DOCUMENT SEGMENT section start

Here’s the clue: This University of Lethbridge employee recently ticked a big item off of her bucket list by being a contestant on Jeopardy.
The Jeopardy episode featuring Sharon Lawson (BEd ’88), who provides administrative support in the Faculty of Health Sciences, is set to air on Wednesday, April 22. On Shaw, the show is available at 4:30 p.m. on Channel 76, at 5:30 on Channel 83 and at 8 p.m. on Channel 16.
“It was probably one of the coolest experiences of my entire life,” says Lawson.
While Lawson can’t say how she did on the show, she can talk about the experience of being a contestant.
Upon arriving, Lawson and the other contestants saw a life-sized cardboard cutout of Jeopardy host Alex Trebek and a several showcases featuring photos of celebrity contestants and past winners, along with all the Emmy Awards the show has won. After spending a couple of hours in the green room going over legal matters, rules and how the game would unfold, contestants were shown to the Jeopardy set.
“Walking out onto that stage was just mind blowing,” Lawson says. “It’s just as shiny as it looks on TV.”
Contestants were then led through a short rehearsal to get the feel of being on stage and using the buzzer. Typically, five games a day are taped and contestants are asked to bring a few changes of clothes in case they win consecutive games which would air on different days. Three games were taped in the morning and two after a lunch break.
“I’ve never been pushed so far out of my comfort zone,” she says. “I’m not used to being on camera and I hate being photographed. I’m thrilled the picture with Alex turned out as well as it did.”
One of the highlights for Lawson was meeting Trebek, who’s been battling pancreatic cancer for the past year.
“He’s very engaging and very nice and I thought he looked great considering what he’s been through in the last year,” says Lawson. “We talked about being Canadian.”
Before the game started, Lawson recalls feeling nervous. And when she saw what categories came up, she had a moment’s hesitation.
“The categories were not what I would’ve picked, but I thought ‘It’s OK,’” she says. “Once the game started, I forgot about being nervous. It was almost like an out-of-body experience. You have to be really quick on the buzzer and really be in the zone.”

DOCUMENT SEGMENT section end
INFORMATION SHOWN section start

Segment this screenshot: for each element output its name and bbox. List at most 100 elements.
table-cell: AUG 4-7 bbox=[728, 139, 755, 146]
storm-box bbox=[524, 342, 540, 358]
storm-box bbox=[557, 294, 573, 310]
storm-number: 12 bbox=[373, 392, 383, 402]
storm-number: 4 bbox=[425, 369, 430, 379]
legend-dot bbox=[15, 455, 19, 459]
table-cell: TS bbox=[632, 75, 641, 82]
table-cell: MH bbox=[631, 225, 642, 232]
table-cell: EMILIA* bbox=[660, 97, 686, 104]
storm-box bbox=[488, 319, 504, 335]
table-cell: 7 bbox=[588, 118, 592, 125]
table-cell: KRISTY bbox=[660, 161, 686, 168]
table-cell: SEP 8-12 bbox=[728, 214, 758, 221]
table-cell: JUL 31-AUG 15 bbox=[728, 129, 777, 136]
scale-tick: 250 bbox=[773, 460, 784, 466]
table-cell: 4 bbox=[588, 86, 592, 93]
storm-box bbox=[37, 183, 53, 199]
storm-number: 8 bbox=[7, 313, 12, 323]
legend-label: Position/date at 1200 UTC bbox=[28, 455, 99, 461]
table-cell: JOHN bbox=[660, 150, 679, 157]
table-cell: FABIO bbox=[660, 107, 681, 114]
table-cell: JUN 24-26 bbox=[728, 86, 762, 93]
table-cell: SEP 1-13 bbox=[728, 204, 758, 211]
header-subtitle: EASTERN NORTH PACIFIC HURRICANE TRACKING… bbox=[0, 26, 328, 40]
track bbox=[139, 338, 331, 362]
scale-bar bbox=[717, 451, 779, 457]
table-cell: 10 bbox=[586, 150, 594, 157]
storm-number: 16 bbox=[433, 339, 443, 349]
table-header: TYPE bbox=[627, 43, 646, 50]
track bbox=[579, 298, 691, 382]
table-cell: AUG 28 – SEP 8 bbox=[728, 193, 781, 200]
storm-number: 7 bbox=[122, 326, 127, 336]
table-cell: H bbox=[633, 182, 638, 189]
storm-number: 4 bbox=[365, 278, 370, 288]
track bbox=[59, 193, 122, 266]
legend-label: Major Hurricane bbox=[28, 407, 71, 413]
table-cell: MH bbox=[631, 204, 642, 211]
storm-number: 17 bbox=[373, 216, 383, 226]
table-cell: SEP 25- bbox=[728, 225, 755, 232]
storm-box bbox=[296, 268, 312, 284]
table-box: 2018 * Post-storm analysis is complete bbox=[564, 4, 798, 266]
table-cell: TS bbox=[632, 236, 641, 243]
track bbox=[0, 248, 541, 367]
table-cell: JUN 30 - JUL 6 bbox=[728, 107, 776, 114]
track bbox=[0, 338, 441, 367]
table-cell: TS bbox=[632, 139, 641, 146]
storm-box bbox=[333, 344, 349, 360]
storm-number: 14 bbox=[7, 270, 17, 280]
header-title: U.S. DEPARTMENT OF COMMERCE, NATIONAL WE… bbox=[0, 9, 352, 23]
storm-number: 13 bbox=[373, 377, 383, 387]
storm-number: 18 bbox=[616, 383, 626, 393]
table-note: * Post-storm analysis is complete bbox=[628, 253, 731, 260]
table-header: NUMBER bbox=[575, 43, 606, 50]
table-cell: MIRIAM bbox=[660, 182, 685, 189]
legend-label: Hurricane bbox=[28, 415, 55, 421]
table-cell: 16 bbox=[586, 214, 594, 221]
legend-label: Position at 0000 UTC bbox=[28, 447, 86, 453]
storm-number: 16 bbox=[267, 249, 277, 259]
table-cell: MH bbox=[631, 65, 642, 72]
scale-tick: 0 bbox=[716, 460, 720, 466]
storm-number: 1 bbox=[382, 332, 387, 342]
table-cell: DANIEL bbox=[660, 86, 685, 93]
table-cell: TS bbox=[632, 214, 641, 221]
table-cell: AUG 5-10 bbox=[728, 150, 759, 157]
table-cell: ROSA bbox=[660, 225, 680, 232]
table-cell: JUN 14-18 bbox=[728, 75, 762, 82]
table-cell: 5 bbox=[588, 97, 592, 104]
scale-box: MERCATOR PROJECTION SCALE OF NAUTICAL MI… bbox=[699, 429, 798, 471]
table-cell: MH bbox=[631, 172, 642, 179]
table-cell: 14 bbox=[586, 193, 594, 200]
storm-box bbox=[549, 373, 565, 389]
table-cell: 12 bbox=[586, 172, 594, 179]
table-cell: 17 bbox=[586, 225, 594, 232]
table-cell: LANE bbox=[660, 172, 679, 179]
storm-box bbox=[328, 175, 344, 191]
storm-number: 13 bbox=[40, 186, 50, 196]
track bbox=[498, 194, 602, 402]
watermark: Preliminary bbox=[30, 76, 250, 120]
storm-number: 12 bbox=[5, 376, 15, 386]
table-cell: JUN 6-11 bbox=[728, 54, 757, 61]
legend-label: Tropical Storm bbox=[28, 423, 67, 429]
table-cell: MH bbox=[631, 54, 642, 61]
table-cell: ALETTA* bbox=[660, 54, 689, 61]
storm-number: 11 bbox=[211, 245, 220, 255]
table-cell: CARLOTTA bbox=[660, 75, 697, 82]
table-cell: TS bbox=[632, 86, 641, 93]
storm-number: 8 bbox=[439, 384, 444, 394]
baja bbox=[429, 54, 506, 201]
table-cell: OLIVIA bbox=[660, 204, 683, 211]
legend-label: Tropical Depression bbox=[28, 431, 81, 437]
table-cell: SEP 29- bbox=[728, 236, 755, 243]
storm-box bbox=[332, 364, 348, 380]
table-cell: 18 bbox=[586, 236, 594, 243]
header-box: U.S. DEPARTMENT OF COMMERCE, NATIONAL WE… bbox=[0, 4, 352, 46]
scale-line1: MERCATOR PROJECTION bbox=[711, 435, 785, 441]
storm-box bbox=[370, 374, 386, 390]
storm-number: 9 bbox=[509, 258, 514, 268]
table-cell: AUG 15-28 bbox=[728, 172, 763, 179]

INFORMATION SHOWN section end

ACTION ITEM A -
Do these statements agree with the article on Sharon Lawson's Jeopardy appearance? (i) The episode is scheduled to air on Wednesday, April 22. (ii) Three of the day's games were taped after the lunch break. (iii) Lawson and Trebek talked about being Canadian. For each, answer yes or no and quote the words from the article that decide it.
ACTION ITEM B -
Write a continuation of the article on Sharon Lawson's Jeopardy appearance, starting after its final sentence.

ANSWER AREA A -
(i) Yes: "is set to air on Wednesday, April 22."
(ii) No: "Three games were taped in the morning and two after a lunch break."
(iii) Yes: "We talked about being Canadian."

ANSWER AREA B -
Without going into details, Lawson says she’s OK with her performance on the show and she figures her love of reading helped her out.
“I’ve been reading since I was three and I read a lot,” Lawson says. “You could say I’m a voracious reader and I read a wide variety, everything from Chick Lit to historical fiction and pop culture. I seem to have a head for useless trivia and that I think is pretty key.”
A standard part of the show is when Trebek has an informal chit-chat with contestants. Lawson had to provide some topics as part of her application package, like the fact that her cat is leash trained, that she’s golfed with two members of the Nitty Gritty Dirt Band, that she studies medieval history at Cambridge in the United Kingdom during her holidays, and that she, as someone who was adopted as a baby, has tracked down cousins on both sides of her biological family. The last one was the topic of choice for Trebek.
Lawson says she’s been a devoted fan of Jeopardy for years. In the late 1990s, she watched and played along with Rock & Roll Jeopardy and found she knew a lot of the answers. She came to the same conclusion when she watched Jeopardy. Her bid to be a contestant started in 2017 when she and a friend took the show’s online test. Towards the end of January, 2018, Lawson received a contestant audition invitation. At the end of February, she and 24 others auditioned in Vancouver and learned they would be in the contestant pool for the next 18 months. But when August 2019 arrived and Lawson hadn’t heard anything, she signed up for the online test again in January 2020, figuring she’d have to start the whole process all over again. The day before that online test, Lawson got the call to tape the show February 17 and 18.
“The whole thing from start to finish was a lot of fun,” she says.